[Challenge 1]: In the lucid dreaming post, how long did each of the mini lucid dreams last?

[Selected extract]:
——————————

Not only it screwed my waking life, it screwed my dreams and awareness. By the time I was sick, I wasn't dreaming. My dreams were mere thoughts. No visuals, no sounds, only changes in thoughts. And I could feel my awareness slipping away, at some point I lost my ability to drive, and I couldn't really distinguish waking life from dreaming. It was awful.

Enough drama. Not like nothing good has happened  :tongue2: . I was so dunk-like that I kept doing RCs just to make sure I'm still awake, and it was so cool to feel the urge to do an RC. Cause it means all those RC training were paying off right  :smiley: ? I had mini-tiny-small lucid dreams due to the lack of deep sleeps. they were like four of those where I was like (Yes! I'm dreaming. *dream starts to fade* Fuuuuuuu.. *dream ends*). they were all less than 3 seconds long but, nevertheless, they are good marks  :smiley: . I'm starting to train my awareness all over again, which is kind of fun  :smiley: . I'm beginning to do dumb stuff again like counting cameras and fire extinguishers in stores, like if I'm planning on stealing and burning the place to the ground  ::chuckle:: . And of course, meditation and groundness in home.

——————————

[Box coordinate listings]:
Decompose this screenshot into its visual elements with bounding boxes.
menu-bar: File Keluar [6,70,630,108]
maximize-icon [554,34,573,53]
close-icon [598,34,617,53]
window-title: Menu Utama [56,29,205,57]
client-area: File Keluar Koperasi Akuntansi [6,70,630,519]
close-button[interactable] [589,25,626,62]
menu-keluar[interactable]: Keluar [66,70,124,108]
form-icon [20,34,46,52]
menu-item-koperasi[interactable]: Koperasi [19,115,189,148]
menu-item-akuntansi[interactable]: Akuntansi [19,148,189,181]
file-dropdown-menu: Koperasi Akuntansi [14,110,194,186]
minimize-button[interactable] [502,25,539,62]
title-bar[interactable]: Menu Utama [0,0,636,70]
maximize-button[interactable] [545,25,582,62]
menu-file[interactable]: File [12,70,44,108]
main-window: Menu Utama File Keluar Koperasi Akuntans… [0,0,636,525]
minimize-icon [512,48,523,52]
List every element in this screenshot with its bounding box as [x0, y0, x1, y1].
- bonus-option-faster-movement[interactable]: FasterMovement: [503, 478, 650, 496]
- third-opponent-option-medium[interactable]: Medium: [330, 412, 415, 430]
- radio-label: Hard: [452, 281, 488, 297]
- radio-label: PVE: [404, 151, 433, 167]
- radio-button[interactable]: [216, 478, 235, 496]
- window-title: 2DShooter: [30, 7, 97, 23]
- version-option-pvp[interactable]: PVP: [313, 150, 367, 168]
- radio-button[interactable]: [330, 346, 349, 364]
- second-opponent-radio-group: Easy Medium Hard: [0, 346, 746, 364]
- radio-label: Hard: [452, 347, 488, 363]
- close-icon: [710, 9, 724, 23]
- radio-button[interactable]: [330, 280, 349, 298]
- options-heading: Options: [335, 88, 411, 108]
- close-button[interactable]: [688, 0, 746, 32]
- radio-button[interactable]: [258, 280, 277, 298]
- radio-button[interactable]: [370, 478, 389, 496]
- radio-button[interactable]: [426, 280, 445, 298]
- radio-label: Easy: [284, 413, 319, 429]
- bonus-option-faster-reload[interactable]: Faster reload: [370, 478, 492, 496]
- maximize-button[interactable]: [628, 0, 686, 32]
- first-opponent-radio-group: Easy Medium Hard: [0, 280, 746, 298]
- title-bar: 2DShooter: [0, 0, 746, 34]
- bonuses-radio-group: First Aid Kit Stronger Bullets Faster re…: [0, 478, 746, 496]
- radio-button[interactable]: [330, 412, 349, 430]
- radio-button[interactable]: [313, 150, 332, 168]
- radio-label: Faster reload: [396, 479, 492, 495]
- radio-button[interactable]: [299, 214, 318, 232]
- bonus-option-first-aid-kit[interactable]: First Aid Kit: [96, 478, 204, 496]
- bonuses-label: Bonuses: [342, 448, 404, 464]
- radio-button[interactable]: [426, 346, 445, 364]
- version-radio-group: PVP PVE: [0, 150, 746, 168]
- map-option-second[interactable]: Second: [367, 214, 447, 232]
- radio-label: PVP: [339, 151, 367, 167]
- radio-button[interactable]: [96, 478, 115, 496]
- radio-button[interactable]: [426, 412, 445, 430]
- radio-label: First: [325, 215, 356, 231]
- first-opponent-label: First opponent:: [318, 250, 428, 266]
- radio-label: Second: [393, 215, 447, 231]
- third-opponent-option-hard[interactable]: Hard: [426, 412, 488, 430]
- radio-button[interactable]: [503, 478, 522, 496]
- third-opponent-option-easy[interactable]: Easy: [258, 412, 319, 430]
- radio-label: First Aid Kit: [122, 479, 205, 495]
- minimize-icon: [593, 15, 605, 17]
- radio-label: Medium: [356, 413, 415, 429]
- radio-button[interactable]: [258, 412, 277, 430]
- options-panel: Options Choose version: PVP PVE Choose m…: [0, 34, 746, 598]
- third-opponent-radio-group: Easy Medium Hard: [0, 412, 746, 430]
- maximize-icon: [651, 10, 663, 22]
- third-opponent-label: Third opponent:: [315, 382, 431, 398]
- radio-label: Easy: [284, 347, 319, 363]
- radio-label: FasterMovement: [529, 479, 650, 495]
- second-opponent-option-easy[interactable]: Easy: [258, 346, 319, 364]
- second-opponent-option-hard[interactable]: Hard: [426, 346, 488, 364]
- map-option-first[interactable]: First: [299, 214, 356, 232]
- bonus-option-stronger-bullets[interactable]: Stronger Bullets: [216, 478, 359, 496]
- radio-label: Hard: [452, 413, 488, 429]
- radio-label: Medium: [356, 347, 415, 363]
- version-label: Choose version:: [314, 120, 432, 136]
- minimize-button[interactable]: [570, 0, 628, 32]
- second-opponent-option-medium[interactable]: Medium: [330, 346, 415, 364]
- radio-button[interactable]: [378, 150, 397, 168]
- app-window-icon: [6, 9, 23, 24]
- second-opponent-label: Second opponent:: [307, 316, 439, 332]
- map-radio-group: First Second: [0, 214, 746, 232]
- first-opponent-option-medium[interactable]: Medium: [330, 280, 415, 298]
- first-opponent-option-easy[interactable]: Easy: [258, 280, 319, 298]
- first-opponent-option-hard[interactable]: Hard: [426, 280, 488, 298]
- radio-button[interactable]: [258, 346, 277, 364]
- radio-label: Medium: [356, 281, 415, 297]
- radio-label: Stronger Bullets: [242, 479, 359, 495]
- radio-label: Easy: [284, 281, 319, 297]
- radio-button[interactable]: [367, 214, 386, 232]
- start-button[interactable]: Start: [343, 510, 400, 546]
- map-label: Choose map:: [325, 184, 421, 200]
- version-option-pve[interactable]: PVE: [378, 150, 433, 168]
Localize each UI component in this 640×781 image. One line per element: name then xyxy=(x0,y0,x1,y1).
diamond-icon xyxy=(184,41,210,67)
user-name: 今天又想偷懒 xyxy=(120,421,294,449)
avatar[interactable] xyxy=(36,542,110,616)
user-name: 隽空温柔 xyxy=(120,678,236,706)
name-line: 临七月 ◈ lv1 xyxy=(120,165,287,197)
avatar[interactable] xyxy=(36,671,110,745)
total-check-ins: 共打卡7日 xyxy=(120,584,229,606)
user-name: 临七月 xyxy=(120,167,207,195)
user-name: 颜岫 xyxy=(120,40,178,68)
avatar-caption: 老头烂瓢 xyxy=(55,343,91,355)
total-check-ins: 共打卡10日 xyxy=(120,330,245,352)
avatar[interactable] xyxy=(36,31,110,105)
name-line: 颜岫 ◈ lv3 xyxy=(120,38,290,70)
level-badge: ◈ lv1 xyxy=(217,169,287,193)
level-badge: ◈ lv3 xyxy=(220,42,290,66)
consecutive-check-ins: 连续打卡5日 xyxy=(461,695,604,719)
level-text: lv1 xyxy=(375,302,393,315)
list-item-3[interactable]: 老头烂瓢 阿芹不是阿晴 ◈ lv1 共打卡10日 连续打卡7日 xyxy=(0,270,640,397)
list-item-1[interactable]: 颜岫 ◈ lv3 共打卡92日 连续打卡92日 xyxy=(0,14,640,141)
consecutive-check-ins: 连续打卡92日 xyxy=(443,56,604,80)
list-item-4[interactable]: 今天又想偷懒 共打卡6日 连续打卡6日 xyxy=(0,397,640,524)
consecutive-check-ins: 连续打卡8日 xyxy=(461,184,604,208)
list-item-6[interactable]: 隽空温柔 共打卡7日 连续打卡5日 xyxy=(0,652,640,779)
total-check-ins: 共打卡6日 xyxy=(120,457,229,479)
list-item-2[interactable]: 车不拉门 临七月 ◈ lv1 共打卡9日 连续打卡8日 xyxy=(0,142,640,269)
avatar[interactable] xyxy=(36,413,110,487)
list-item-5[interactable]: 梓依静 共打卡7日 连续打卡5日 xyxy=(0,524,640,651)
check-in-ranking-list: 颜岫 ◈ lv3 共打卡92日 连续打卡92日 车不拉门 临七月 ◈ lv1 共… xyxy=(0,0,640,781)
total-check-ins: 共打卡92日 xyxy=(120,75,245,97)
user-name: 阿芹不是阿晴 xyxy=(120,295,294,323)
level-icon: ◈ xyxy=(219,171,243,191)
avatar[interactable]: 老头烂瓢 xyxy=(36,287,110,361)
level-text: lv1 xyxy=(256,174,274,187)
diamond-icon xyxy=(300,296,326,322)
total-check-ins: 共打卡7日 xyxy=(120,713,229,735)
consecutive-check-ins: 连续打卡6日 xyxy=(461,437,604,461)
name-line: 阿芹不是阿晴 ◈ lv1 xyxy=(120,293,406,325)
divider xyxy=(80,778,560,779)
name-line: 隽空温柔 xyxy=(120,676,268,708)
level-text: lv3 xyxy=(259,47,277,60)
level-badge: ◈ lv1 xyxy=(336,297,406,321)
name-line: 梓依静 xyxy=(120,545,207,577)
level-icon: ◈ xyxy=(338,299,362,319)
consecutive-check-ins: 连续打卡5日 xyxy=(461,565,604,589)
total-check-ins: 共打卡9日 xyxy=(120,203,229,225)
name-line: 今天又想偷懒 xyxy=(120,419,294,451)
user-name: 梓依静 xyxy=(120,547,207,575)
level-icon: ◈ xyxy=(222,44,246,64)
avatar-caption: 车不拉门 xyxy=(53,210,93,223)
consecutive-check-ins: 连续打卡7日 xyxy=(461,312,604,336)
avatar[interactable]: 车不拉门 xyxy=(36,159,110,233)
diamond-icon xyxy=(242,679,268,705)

——————————

[Challenge 2]: Select every line in the records that contains the string "bonuses".

[Worked answer 1]: Less than 3 seconds.

[Worked answer 2]:
- bonuses-radio-group: First Aid Kit Stronger Bullets Faster re…: [0, 478, 746, 496]
- bonuses-label: Bonuses: [342, 448, 404, 464]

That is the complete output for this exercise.